_Written request_. Gather from the listing below each line that includes the word "dochází", and copy it.

[Start of Information supplied]

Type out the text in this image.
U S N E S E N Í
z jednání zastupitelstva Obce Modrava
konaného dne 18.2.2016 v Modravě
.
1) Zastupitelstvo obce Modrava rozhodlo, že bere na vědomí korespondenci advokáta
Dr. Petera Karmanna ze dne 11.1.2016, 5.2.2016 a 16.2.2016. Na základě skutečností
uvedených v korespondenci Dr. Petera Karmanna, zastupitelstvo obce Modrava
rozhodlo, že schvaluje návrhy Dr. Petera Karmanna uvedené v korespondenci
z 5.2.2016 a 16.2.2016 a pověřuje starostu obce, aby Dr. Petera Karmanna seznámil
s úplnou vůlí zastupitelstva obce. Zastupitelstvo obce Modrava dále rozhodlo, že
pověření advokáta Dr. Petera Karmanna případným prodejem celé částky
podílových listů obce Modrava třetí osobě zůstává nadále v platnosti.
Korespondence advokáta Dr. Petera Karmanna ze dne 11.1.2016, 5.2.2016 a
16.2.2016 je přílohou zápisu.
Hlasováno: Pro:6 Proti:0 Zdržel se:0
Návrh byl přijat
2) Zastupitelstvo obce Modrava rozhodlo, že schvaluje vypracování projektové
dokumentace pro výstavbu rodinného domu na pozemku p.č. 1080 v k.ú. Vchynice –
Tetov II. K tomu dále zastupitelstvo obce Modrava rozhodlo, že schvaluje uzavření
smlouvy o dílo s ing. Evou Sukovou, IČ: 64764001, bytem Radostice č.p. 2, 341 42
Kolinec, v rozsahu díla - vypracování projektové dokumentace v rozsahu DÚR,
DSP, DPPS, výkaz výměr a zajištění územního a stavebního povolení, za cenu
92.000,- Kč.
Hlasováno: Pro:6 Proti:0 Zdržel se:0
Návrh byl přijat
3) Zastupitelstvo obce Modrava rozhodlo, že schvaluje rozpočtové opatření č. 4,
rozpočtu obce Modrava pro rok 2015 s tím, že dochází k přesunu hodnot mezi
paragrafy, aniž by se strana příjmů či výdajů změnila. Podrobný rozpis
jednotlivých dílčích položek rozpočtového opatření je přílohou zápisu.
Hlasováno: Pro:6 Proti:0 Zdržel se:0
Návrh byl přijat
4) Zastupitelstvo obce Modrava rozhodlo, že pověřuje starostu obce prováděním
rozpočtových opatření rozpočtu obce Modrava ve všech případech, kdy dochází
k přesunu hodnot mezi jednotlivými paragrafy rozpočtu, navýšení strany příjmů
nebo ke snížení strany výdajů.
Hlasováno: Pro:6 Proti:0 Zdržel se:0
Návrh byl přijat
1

[End of Information supplied]

_Exercise output_.
rozpočtu obce Modrava pro rok 2015 s tím, že dochází k přesunu hodnot mezi
rozpočtových opatření rozpočtu obce Modrava ve všech případech, kdy dochází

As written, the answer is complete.